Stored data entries

☆ ☆ ☆ ☆ ☆

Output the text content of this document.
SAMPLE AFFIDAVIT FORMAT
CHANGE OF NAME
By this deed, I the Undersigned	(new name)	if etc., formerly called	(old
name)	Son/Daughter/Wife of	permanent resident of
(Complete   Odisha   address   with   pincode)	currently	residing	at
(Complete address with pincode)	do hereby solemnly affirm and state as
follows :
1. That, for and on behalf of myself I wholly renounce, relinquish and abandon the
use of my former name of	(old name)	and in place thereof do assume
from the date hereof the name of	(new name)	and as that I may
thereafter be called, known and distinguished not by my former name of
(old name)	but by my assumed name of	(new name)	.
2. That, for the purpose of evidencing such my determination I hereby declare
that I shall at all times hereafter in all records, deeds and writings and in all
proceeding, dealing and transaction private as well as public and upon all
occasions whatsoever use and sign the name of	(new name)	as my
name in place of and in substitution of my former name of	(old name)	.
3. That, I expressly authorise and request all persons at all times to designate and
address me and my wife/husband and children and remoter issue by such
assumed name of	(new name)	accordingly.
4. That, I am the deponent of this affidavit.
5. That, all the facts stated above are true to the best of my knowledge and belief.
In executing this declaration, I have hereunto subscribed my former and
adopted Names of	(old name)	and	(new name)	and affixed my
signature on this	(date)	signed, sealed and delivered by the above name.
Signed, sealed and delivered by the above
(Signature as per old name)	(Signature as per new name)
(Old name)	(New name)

☆ ☆ ☆ ☆ ☆

[To be done] Reproduce the records in full, exactly as written.

[Reply]
Output the text content of this document.
SAMPLE AFFIDAVIT FORMAT
CHANGE OF NAME
By this deed, I the Undersigned	(new name)	if etc., formerly called	(old
name)	Son/Daughter/Wife of	permanent resident of
(Complete   Odisha   address   with   pincode)	currently	residing	at
(Complete address with pincode)	do hereby solemnly affirm and state as
follows :
1. That, for and on behalf of myself I wholly renounce, relinquish and abandon the
use of my former name of	(old name)	and in place thereof do assume
from the date hereof the name of	(new name)	and as that I may
thereafter be called, known and distinguished not by my former name of
(old name)	but by my assumed name of	(new name)	.
2. That, for the purpose of evidencing such my determination I hereby declare
that I shall at all times hereafter in all records, deeds and writings and in all
proceeding, dealing and transaction private as well as public and upon all
occasions whatsoever use and sign the name of	(new name)	as my
name in place of and in substitution of my former name of	(old name)	.
3. That, I expressly authorise and request all persons at all times to designate and
address me and my wife/husband and children and remoter issue by such
assumed name of	(new name)	accordingly.
4. That, I am the deponent of this affidavit.
5. That, all the facts stated above are true to the best of my knowledge and belief.
In executing this declaration, I have hereunto subscribed my former and
adopted Names of	(old name)	and	(new name)	and affixed my
signature on this	(date)	signed, sealed and delivered by the above name.
Signed, sealed and delivered by the above
(Signature as per old name)	(Signature as per new name)
(Old name)	(New name)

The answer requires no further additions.